▶ [Stated task]:
Copy every record below exactly as written, but leave out the pictures.

Dataset records
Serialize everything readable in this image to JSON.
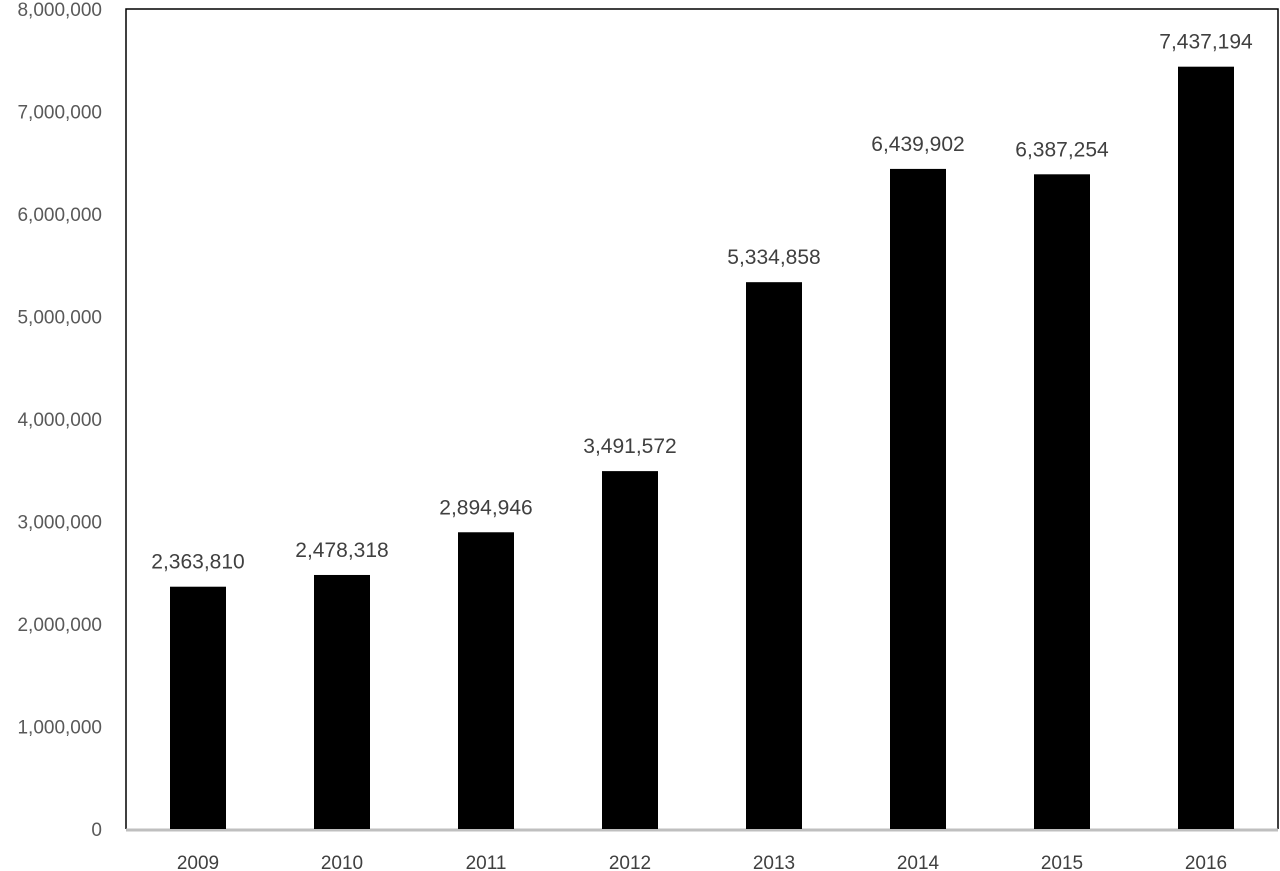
{
  "chart_data": {
    "type": "bar",
    "title": "",
    "xlabel": "",
    "ylabel": "",
    "categories": [
      "2009",
      "2010",
      "2011",
      "2012",
      "2013",
      "2014",
      "2015",
      "2016"
    ],
    "values": [
      2363810,
      2478318,
      2894946,
      3491572,
      5334858,
      6439902,
      6387254,
      7437194
    ],
    "data_labels": [
      "2,363,810",
      "2,478,318",
      "2,894,946",
      "3,491,572",
      "5,334,858",
      "6,439,902",
      "6,387,254",
      "7,437,194"
    ],
    "ylim": [
      0,
      8000000
    ],
    "yticks": [
      0,
      1000000,
      2000000,
      3000000,
      4000000,
      5000000,
      6000000,
      7000000,
      8000000
    ],
    "ytick_labels": [
      "0",
      "1,000,000",
      "2,000,000",
      "3,000,000",
      "4,000,000",
      "5,000,000",
      "6,000,000",
      "7,000,000",
      "8,000,000"
    ],
    "grid": false,
    "legend": false,
    "colors": {
      "bar": "#000000",
      "frame": "#000000",
      "baseline": "#bfbfbf"
    }
  }
}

▶ [Result of this task]:
Serialize everything readable in this image to JSON.
{
  "chart_data": {
    "type": "bar",
    "title": "",
    "xlabel": "",
    "ylabel": "",
    "categories": [
      "2009",
      "2010",
      "2011",
      "2012",
      "2013",
      "2014",
      "2015",
      "2016"
    ],
    "values": [
      2363810,
      2478318,
      2894946,
      3491572,
      5334858,
      6439902,
      6387254,
      7437194
    ],
    "data_labels": [
      "2,363,810",
      "2,478,318",
      "2,894,946",
      "3,491,572",
      "5,334,858",
      "6,439,902",
      "6,387,254",
      "7,437,194"
    ],
    "ylim": [
      0,
      8000000
    ],
    "yticks": [
      0,
      1000000,
      2000000,
      3000000,
      4000000,
      5000000,
      6000000,
      7000000,
      8000000
    ],
    "ytick_labels": [
      "0",
      "1,000,000",
      "2,000,000",
      "3,000,000",
      "4,000,000",
      "5,000,000",
      "6,000,000",
      "7,000,000",
      "8,000,000"
    ],
    "grid": false,
    "legend": false,
    "colors": {
      "bar": "#000000",
      "frame": "#000000",
      "baseline": "#bfbfbf"
    }
  }
}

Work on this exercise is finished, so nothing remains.